Records for the task —

▬▬▬

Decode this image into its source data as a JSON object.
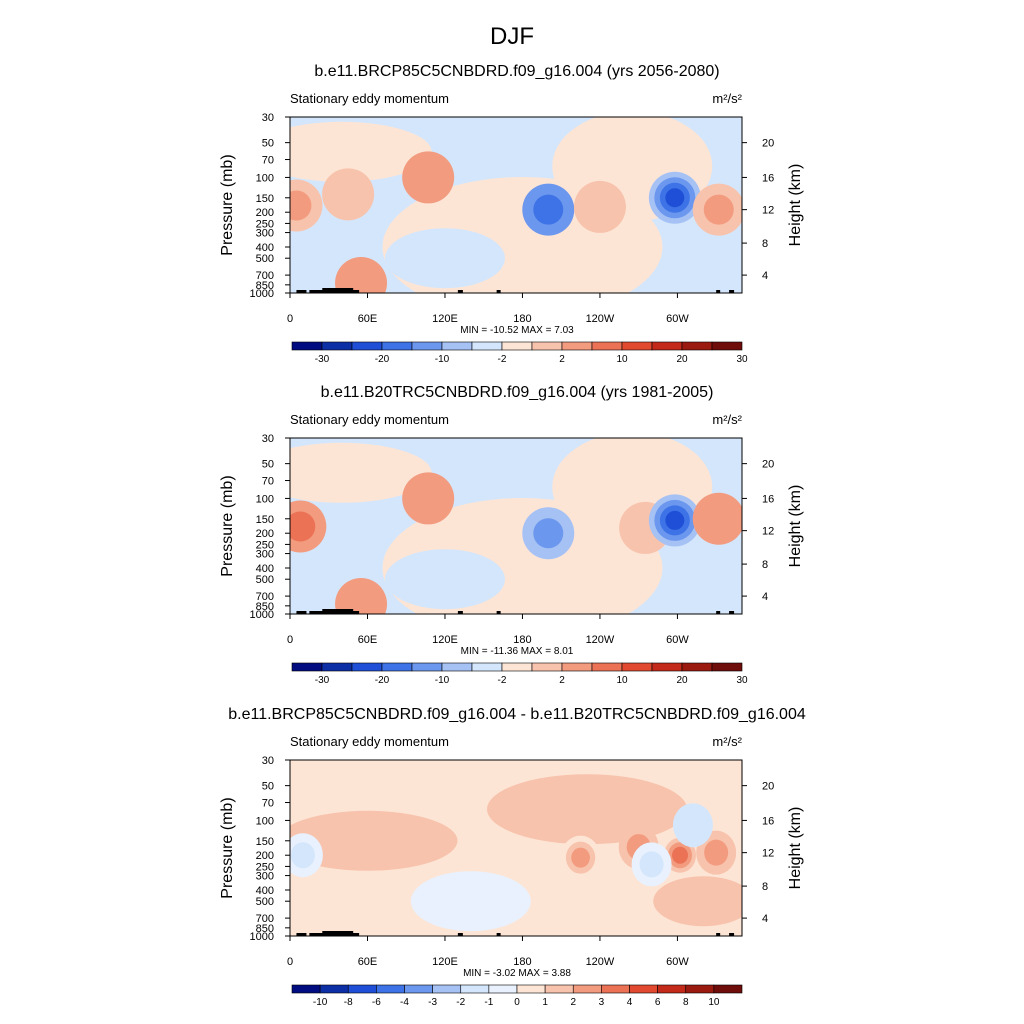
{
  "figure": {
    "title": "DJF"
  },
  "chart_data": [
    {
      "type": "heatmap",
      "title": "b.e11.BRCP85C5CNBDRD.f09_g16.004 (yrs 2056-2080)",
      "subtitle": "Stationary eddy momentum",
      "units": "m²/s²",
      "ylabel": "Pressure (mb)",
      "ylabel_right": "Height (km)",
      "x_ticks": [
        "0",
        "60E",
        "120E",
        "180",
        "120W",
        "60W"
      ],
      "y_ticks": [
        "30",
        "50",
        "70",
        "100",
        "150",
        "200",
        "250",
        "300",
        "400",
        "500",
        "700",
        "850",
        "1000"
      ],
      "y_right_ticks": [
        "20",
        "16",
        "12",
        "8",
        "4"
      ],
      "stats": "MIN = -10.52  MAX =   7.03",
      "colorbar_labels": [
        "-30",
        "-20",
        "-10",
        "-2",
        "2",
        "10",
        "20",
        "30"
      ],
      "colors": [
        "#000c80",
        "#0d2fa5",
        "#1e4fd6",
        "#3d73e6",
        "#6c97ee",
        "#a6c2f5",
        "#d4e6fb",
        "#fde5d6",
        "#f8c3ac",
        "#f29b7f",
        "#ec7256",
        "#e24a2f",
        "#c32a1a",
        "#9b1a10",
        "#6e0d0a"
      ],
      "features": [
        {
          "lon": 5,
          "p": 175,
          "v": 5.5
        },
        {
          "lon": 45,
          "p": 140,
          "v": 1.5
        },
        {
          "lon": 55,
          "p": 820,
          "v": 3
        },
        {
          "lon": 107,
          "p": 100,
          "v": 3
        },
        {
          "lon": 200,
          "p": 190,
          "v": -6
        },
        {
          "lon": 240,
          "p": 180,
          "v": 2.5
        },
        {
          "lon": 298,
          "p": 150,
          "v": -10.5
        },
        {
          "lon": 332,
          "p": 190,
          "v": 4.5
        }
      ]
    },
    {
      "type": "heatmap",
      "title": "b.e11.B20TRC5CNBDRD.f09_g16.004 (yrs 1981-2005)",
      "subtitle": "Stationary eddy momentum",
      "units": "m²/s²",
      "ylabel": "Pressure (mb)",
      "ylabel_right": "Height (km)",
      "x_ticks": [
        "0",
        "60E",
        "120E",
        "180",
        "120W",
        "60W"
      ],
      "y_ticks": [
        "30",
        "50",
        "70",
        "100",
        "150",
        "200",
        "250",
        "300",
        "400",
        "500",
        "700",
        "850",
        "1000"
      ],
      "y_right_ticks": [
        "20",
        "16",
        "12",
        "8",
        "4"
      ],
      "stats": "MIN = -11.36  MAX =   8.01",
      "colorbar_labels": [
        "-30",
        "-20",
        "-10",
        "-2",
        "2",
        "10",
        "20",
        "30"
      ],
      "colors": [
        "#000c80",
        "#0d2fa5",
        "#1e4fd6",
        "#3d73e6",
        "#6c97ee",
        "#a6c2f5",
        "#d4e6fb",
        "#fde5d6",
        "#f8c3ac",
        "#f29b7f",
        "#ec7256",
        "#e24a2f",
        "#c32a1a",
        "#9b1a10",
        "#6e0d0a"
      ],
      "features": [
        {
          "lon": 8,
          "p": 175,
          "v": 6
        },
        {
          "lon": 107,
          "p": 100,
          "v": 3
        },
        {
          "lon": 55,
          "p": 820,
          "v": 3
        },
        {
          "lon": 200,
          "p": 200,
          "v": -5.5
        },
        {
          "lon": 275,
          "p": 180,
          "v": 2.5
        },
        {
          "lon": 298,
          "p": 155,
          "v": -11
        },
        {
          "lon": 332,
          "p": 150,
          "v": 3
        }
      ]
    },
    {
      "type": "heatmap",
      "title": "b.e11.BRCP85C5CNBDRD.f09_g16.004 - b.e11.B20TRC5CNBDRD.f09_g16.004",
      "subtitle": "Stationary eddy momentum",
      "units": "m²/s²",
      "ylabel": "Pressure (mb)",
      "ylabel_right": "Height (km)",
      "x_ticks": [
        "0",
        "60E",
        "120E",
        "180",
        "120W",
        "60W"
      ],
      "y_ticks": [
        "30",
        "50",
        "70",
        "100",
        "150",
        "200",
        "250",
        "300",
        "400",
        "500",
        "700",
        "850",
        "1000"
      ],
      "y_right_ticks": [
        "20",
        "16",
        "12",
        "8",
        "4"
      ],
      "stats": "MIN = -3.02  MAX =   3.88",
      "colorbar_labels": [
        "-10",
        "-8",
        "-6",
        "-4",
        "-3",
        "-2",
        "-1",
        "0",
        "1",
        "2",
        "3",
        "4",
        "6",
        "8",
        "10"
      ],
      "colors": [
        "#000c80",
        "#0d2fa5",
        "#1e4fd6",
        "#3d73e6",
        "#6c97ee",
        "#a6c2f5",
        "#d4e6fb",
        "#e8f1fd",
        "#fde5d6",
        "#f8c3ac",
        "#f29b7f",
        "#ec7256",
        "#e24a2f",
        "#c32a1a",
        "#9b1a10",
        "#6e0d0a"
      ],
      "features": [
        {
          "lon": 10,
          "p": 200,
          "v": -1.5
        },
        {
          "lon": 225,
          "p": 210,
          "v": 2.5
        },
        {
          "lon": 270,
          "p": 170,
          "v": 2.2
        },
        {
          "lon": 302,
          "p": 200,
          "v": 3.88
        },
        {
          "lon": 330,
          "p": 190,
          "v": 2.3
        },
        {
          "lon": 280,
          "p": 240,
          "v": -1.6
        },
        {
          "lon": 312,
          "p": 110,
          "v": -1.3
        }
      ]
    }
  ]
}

▬▬▬

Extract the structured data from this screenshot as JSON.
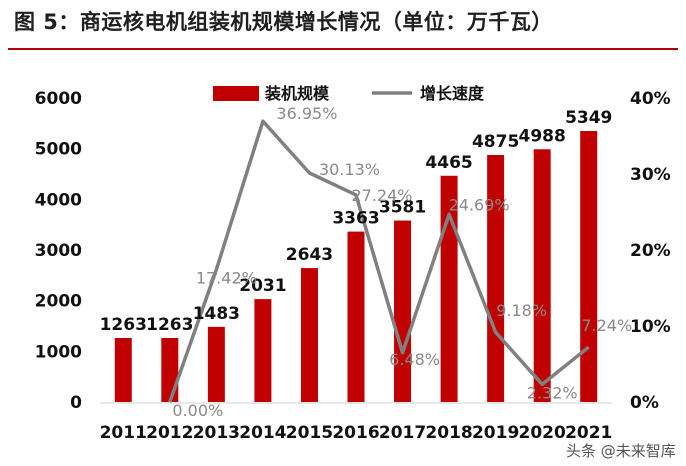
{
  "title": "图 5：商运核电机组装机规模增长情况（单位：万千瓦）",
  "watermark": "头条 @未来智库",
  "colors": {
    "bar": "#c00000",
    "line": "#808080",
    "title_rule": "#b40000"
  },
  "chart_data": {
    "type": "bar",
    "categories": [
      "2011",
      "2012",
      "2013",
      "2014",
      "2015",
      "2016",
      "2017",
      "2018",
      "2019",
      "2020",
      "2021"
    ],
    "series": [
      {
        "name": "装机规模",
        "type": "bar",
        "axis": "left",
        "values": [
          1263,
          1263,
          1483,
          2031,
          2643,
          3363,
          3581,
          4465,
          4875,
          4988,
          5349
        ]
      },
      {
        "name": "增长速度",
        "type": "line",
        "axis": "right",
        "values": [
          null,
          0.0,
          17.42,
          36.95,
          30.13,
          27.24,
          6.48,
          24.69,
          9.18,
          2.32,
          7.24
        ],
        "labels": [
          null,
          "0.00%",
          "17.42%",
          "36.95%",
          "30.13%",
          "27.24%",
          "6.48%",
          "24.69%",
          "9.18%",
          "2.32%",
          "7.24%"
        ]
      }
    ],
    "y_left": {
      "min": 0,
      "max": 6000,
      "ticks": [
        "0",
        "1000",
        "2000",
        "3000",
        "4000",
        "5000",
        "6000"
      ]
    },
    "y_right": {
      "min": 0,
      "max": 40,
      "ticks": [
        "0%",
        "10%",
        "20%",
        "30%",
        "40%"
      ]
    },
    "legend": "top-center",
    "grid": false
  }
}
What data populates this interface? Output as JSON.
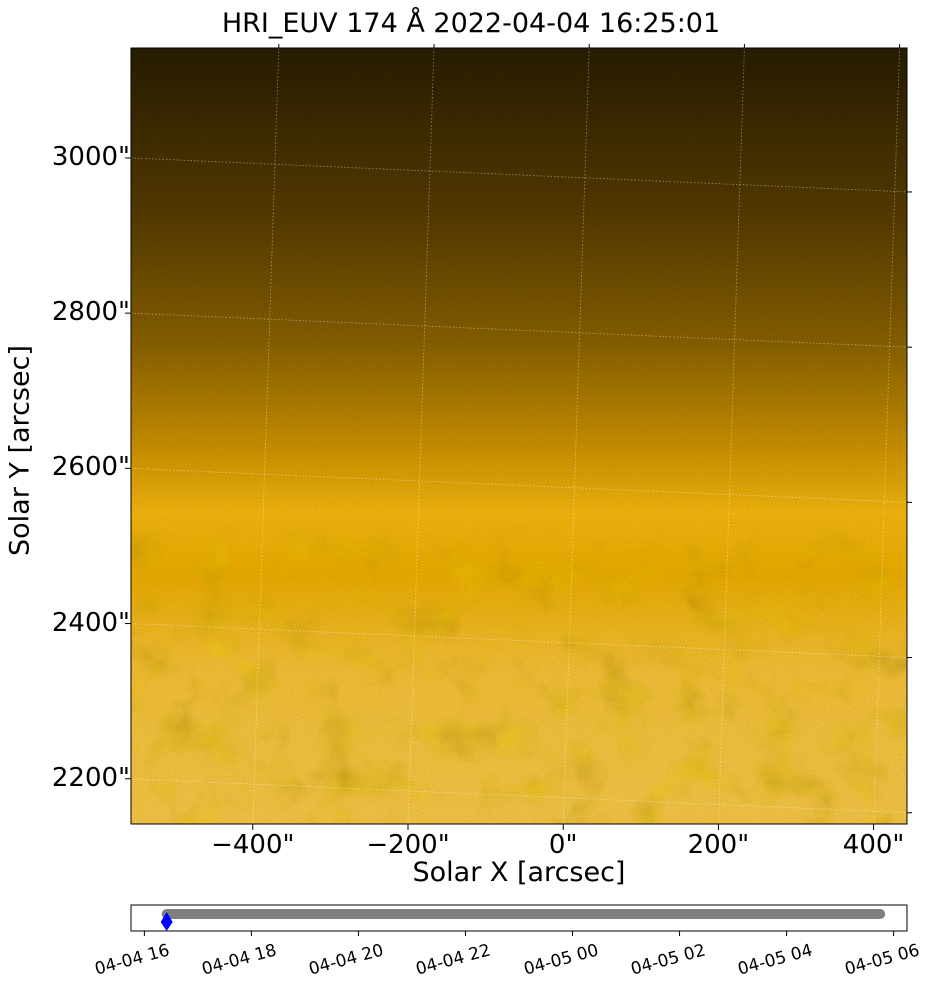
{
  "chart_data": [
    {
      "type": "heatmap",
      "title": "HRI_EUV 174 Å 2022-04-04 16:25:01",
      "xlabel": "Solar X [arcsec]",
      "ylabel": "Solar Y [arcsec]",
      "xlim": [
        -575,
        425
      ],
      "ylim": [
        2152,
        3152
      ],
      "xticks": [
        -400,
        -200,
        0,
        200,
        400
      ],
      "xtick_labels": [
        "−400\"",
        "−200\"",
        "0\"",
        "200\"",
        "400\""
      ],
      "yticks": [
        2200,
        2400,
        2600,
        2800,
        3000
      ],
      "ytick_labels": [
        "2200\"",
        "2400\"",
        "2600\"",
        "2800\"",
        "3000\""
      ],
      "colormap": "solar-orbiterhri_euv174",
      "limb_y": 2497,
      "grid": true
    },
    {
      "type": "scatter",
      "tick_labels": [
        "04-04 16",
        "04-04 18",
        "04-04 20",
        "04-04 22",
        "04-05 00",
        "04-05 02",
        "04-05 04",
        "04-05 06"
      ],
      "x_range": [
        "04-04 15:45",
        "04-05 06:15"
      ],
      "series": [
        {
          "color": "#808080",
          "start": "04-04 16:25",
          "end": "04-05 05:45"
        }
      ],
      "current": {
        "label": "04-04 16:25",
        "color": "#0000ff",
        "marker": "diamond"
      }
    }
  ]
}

▬▬▬

Written task — From the records given above, copy all lines containing "this".

Final result —
Decode this image into its source data as a JSON object.
Extract the structured data from this screenshot as JSON.
What data populates this interface? Output as JSON.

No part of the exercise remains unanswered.